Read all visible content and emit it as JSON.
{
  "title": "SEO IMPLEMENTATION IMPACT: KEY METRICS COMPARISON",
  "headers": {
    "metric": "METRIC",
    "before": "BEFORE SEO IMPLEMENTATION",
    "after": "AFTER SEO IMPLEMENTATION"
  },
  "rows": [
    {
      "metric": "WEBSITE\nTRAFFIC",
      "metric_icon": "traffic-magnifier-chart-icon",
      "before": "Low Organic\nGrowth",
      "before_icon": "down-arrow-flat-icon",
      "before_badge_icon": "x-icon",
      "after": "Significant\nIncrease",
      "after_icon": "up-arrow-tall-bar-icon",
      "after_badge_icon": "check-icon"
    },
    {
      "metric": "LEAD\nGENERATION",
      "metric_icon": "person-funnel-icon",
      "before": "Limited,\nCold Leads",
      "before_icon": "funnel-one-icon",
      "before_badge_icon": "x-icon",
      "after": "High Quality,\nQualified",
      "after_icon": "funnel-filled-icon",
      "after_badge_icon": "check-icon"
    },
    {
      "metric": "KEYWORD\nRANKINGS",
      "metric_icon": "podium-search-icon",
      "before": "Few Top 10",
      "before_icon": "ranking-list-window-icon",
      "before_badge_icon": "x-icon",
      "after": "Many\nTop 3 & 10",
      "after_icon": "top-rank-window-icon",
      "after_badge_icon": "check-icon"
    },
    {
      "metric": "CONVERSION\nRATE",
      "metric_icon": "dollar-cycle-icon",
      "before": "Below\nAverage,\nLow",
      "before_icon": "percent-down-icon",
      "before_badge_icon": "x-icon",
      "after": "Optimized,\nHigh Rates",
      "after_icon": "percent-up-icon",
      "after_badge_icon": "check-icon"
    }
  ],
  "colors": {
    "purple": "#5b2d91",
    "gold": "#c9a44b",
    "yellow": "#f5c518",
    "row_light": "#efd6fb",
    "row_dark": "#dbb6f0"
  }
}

**Given instruction:**
What do the records say? Quote them all exactly.

**Result of the exercise:**
Read all visible content and emit it as JSON.
{
  "title": "SEO IMPLEMENTATION IMPACT: KEY METRICS COMPARISON",
  "headers": {
    "metric": "METRIC",
    "before": "BEFORE SEO IMPLEMENTATION",
    "after": "AFTER SEO IMPLEMENTATION"
  },
  "rows": [
    {
      "metric": "WEBSITE\nTRAFFIC",
      "metric_icon": "traffic-magnifier-chart-icon",
      "before": "Low Organic\nGrowth",
      "before_icon": "down-arrow-flat-icon",
      "before_badge_icon": "x-icon",
      "after": "Significant\nIncrease",
      "after_icon": "up-arrow-tall-bar-icon",
      "after_badge_icon": "check-icon"
    },
    {
      "metric": "LEAD\nGENERATION",
      "metric_icon": "person-funnel-icon",
      "before": "Limited,\nCold Leads",
      "before_icon": "funnel-one-icon",
      "before_badge_icon": "x-icon",
      "after": "High Quality,\nQualified",
      "after_icon": "funnel-filled-icon",
      "after_badge_icon": "check-icon"
    },
    {
      "metric": "KEYWORD\nRANKINGS",
      "metric_icon": "podium-search-icon",
      "before": "Few Top 10",
      "before_icon": "ranking-list-window-icon",
      "before_badge_icon": "x-icon",
      "after": "Many\nTop 3 & 10",
      "after_icon": "top-rank-window-icon",
      "after_badge_icon": "check-icon"
    },
    {
      "metric": "CONVERSION\nRATE",
      "metric_icon": "dollar-cycle-icon",
      "before": "Below\nAverage,\nLow",
      "before_icon": "percent-down-icon",
      "before_badge_icon": "x-icon",
      "after": "Optimized,\nHigh Rates",
      "after_icon": "percent-up-icon",
      "after_badge_icon": "check-icon"
    }
  ],
  "colors": {
    "purple": "#5b2d91",
    "gold": "#c9a44b",
    "yellow": "#f5c518",
    "row_light": "#efd6fb",
    "row_dark": "#dbb6f0"
  }
}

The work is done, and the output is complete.